### [Raw records]
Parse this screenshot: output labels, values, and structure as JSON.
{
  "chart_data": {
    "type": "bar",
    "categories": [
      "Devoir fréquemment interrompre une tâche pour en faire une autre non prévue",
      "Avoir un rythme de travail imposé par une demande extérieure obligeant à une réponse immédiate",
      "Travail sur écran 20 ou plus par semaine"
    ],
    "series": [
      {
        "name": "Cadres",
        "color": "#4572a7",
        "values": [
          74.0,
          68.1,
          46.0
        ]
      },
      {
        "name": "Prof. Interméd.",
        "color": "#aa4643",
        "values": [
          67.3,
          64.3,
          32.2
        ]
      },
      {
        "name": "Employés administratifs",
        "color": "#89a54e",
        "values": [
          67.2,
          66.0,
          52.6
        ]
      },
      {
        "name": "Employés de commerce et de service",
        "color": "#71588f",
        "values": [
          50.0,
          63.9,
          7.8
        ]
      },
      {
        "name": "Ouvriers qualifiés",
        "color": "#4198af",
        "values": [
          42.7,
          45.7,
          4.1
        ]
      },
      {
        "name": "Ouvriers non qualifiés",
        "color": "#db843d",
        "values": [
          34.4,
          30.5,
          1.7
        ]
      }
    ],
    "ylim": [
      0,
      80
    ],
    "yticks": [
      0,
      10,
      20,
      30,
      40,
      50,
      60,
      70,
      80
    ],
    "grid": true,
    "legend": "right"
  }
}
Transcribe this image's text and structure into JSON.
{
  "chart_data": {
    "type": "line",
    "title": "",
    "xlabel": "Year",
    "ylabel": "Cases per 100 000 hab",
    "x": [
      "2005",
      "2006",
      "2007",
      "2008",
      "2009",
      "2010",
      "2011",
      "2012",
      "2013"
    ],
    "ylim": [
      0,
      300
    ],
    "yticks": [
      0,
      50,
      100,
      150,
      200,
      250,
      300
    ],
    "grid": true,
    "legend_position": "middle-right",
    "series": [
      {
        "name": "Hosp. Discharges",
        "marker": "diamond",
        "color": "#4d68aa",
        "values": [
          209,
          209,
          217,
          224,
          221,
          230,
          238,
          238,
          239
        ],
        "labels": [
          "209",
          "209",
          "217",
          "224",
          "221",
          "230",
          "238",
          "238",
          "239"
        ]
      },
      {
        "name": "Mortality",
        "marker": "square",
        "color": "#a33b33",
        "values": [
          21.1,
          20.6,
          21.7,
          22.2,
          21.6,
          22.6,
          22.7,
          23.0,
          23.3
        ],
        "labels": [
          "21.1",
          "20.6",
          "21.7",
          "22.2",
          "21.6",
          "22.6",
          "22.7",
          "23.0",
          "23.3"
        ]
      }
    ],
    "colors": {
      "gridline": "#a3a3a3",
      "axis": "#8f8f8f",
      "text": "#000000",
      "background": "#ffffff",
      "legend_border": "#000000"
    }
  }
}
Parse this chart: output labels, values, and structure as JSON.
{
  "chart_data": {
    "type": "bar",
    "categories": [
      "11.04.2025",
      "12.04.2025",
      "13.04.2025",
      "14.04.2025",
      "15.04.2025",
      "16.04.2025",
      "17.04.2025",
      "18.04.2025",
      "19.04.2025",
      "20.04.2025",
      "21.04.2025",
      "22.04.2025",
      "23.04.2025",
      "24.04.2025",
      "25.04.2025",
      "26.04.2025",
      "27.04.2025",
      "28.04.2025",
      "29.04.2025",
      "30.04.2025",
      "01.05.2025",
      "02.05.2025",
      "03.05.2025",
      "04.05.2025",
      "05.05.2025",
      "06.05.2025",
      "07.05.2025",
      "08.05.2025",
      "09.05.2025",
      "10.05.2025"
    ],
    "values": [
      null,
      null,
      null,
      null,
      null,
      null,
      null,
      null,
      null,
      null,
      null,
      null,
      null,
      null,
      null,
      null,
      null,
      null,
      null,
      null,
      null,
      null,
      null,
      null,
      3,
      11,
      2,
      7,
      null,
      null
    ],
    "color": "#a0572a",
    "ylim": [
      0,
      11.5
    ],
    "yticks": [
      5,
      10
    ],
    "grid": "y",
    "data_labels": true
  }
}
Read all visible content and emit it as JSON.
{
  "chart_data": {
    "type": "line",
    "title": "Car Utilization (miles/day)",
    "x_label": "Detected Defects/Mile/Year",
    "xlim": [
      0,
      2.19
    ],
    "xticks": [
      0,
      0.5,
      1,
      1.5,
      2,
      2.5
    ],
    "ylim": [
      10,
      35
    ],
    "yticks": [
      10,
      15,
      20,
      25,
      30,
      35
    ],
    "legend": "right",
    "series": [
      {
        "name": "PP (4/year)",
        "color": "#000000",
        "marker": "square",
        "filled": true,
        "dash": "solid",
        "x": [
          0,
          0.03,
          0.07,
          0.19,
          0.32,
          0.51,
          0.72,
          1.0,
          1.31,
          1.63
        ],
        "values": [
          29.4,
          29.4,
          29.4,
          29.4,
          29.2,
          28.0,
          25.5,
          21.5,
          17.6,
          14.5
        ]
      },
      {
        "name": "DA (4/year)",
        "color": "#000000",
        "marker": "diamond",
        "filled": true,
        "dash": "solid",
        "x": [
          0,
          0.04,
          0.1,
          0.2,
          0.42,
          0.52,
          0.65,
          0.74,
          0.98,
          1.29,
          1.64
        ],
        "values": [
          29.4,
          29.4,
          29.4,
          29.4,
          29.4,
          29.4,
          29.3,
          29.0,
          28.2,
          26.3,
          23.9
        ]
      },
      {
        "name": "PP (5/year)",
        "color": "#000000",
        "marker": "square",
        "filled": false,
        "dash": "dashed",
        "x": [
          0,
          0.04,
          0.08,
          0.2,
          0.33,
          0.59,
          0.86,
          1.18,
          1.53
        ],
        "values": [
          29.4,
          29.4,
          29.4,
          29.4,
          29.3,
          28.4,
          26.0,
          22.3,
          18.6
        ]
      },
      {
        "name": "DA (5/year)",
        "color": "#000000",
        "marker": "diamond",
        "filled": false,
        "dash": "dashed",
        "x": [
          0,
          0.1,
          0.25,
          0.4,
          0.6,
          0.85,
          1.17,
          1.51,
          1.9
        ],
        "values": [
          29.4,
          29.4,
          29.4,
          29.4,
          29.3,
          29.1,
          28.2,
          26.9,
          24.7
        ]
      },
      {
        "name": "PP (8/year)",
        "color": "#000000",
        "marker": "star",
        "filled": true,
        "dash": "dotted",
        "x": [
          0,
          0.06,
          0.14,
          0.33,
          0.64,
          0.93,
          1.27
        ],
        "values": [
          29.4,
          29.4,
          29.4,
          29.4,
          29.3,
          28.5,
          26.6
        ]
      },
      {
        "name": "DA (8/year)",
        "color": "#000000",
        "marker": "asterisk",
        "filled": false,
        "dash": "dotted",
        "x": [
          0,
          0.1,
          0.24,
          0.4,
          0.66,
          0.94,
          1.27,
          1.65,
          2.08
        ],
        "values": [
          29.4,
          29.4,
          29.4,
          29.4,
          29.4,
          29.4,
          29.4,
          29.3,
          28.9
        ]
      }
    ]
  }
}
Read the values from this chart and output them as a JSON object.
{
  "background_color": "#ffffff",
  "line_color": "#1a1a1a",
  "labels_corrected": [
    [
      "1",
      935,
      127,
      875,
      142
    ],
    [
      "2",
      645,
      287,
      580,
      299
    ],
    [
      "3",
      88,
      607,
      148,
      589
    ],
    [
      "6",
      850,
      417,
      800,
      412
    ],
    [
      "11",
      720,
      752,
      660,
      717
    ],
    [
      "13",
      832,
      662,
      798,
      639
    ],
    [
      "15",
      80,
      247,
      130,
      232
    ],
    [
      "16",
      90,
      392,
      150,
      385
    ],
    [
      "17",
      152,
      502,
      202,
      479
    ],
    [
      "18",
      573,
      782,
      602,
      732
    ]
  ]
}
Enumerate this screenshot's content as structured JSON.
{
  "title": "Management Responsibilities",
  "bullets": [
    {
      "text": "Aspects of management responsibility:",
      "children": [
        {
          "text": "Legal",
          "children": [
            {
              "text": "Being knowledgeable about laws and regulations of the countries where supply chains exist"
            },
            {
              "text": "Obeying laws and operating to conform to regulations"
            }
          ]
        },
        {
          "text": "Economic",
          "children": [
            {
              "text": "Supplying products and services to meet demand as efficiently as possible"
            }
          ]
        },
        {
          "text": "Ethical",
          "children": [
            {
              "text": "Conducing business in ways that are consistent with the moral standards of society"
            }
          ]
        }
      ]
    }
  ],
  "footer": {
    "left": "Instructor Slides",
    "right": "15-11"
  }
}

### [Your instructions]
Give again only the lines of the material above that run from the one with "Read the values" through the end, both included, exactly as they appear.

### [Answer to this task]
Read the values from this chart and output them as a JSON object.
{
  "background_color": "#ffffff",
  "line_color": "#1a1a1a",
  "labels_corrected": [
    [
      "1",
      935,
      127,
      875,
      142
    ],
    [
      "2",
      645,
      287,
      580,
      299
    ],
    [
      "3",
      88,
      607,
      148,
      589
    ],
    [
      "6",
      850,
      417,
      800,
      412
    ],
    [
      "11",
      720,
      752,
      660,
      717
    ],
    [
      "13",
      832,
      662,
      798,
      639
    ],
    [
      "15",
      80,
      247,
      130,
      232
    ],
    [
      "16",
      90,
      392,
      150,
      385
    ],
    [
      "17",
      152,
      502,
      202,
      479
    ],
    [
      "18",
      573,
      782,
      602,
      732
    ]
  ]
}
Enumerate this screenshot's content as structured JSON.
{
  "title": "Management Responsibilities",
  "bullets": [
    {
      "text": "Aspects of management responsibility:",
      "children": [
        {
          "text": "Legal",
          "children": [
            {
              "text": "Being knowledgeable about laws and regulations of the countries where supply chains exist"
            },
            {
              "text": "Obeying laws and operating to conform to regulations"
            }
          ]
        },
        {
          "text": "Economic",
          "children": [
            {
              "text": "Supplying products and services to meet demand as efficiently as possible"
            }
          ]
        },
        {
          "text": "Ethical",
          "children": [
            {
              "text": "Conducing business in ways that are consistent with the moral standards of society"
            }
          ]
        }
      ]
    }
  ],
  "footer": {
    "left": "Instructor Slides",
    "right": "15-11"
  }
}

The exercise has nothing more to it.